━━━━━ Belge metni

28 – 29 Ocak 2017 tarihleri arasında, Berlin’de Sofitel Oteli’nde, Batı Ermenileri Ulusal Kongresi’nin düzenlediği Hakların Birliği sloganıyla, iki gün süren Küçük Asya halkları diyalog toplantı ve 25-26 Şubat 2017, Paris Yuvarlak Masa Toplantısı sonrasında “Haklarda Birleşme, 19 Ocak İnisiyatifi” kuruldu.
Yapılan bu iki toplantı sonrası toplantı sonuçları şu şekilde açıklandı.
28-29 Ocak 2017, Berlin ‘Haklarda Birleşme’ Konferansı ve
25-26 Şubat 2017, Paris Yuvarlak Masa Toplantısı sonucunda düzenlenmiştir
19 Ocak İnisiyatifi Hakkında
- 28-29 Şubat tarihleri arasında Berlin’de gerçekleşen Küçük Asya Halkları’nın HAKLARDA BİRLEŞME Konfereransı sırasında “Haklarda Birleşme, 19 Ocak İnisiyatifi” oluşturuldu.
- Berlin Konferansı’nın tüm katılımcıları söz konusu inisiyatifin üyesidir.
- Bu inisiyatif, bağımsız bir hareket olup, bir kurum olarak kaydettirilmeyecektir.
- Bu harekete katılmak isteyen herhangi bir kurum, kuruluş ya da birey, bu harekete katılabilir.

━━━━━━━━━━

[Yönerge 1]: Belge metnine göre inisiyatifin üyeleri kimlerdir?
[Yönerge 2]: Kayıtların en başından "quote-line-2-band: TO SEE" ifadesini içeren satıra kadar her şeyi, iki uç dahil, aynen tekrarla.

━━━━━ Sağlanan malzeme

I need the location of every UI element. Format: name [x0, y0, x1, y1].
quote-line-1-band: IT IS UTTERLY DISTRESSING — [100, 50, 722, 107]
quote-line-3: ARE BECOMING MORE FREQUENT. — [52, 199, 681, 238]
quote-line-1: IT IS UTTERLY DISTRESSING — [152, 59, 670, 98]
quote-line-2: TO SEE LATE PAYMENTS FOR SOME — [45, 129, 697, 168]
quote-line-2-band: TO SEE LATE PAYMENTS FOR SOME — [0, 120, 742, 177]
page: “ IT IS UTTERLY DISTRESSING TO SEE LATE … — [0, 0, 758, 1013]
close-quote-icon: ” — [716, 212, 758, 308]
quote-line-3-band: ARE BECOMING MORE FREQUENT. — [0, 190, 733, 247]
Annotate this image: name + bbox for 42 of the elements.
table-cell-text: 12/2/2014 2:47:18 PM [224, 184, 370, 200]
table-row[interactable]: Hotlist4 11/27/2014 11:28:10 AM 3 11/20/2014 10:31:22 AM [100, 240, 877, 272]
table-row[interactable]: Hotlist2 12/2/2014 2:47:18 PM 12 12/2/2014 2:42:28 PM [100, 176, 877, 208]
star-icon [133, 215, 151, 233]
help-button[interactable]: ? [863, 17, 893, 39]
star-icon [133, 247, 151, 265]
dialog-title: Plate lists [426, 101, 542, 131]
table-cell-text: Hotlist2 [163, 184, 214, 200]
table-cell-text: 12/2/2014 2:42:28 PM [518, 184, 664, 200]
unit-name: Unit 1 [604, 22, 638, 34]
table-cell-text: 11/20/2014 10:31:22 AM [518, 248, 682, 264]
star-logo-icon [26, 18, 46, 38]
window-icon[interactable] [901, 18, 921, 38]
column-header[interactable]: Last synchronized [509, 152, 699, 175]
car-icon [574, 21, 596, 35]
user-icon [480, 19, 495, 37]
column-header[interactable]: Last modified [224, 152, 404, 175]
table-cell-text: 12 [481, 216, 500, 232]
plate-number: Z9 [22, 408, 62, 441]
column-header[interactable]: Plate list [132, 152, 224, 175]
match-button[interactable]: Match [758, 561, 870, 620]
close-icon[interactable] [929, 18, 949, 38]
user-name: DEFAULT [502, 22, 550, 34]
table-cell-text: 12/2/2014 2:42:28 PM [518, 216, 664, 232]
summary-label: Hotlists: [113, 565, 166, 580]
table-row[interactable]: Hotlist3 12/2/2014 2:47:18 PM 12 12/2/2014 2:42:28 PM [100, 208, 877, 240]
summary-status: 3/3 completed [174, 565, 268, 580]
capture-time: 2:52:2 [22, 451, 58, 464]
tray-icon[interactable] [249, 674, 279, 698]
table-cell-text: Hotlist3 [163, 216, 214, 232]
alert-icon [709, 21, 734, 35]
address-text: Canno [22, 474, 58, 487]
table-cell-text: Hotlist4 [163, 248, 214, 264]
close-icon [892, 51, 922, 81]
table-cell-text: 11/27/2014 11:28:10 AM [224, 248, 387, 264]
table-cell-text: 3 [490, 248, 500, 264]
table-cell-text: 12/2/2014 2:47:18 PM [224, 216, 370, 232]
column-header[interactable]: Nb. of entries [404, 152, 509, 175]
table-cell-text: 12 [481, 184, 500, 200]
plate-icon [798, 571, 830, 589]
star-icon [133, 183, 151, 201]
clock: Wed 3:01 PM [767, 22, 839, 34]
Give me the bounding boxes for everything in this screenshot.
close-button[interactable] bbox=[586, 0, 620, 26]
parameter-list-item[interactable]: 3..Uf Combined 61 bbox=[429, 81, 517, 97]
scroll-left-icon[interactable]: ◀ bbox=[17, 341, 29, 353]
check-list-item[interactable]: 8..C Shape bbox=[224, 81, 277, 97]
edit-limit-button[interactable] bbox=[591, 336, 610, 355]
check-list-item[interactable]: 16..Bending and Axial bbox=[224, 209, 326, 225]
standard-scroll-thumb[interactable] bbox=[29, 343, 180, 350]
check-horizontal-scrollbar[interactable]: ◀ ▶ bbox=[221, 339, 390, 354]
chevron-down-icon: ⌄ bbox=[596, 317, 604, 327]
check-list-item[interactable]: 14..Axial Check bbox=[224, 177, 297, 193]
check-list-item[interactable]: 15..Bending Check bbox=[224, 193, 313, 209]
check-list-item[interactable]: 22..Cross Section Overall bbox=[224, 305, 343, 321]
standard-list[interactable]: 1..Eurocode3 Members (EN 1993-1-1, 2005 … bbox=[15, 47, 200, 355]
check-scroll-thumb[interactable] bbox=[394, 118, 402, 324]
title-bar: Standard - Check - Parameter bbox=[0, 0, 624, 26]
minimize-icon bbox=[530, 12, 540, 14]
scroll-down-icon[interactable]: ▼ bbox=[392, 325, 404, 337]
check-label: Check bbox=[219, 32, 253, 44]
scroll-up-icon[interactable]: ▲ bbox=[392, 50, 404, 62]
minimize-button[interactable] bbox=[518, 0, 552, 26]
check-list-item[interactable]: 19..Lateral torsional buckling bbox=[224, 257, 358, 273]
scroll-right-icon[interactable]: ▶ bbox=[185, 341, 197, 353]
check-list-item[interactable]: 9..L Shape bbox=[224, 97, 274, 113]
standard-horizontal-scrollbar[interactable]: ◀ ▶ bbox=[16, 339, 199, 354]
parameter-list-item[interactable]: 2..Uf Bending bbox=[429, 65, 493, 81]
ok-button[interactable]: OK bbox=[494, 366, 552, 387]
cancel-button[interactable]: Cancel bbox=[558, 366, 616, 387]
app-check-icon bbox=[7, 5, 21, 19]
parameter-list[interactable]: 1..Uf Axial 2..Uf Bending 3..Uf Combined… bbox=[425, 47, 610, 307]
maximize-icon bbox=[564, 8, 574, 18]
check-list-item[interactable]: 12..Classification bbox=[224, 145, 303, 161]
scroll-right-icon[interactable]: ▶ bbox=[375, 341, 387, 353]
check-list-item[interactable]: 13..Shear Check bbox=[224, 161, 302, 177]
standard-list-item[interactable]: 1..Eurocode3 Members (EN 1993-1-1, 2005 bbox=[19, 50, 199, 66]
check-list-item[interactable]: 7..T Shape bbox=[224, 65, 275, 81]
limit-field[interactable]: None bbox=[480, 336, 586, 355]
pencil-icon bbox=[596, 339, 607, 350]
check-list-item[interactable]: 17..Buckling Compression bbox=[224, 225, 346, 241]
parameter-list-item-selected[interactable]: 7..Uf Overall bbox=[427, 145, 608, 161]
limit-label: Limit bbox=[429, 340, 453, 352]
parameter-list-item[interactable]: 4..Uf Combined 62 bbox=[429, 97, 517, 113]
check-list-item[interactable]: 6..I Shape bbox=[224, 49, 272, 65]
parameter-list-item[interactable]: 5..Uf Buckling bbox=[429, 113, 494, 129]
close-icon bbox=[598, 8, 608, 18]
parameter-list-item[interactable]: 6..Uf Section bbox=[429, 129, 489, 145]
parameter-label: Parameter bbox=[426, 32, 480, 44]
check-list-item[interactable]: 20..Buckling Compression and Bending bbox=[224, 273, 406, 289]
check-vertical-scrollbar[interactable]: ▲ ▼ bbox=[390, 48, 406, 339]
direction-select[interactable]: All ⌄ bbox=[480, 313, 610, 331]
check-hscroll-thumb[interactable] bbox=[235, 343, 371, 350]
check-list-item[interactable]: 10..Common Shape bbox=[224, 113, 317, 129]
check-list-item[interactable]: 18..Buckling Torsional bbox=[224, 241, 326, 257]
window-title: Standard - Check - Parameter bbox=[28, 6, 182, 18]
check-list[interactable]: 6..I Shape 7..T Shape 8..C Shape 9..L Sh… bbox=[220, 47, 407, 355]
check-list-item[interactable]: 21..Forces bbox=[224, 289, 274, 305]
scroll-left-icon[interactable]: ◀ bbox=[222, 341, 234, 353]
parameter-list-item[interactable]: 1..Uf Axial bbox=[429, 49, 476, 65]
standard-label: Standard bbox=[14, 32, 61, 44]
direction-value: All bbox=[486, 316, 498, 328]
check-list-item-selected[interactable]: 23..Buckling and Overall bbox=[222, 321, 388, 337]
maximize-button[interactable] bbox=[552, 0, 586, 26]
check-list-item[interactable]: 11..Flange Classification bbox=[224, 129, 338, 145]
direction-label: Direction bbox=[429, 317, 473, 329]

━━━━━━━━━━

[Görev yanıtı 1]: Berlin Konferansı'nın tüm katılımcıları.

[Görev yanıtı 2]:
I need the location of every UI element. Format: name [x0, y0, x1, y1].
quote-line-1-band: IT IS UTTERLY DISTRESSING — [100, 50, 722, 107]
quote-line-3: ARE BECOMING MORE FREQUENT. — [52, 199, 681, 238]
quote-line-1: IT IS UTTERLY DISTRESSING — [152, 59, 670, 98]
quote-line-2: TO SEE LATE PAYMENTS FOR SOME — [45, 129, 697, 168]
quote-line-2-band: TO SEE LATE PAYMENTS FOR SOME — [0, 120, 742, 177]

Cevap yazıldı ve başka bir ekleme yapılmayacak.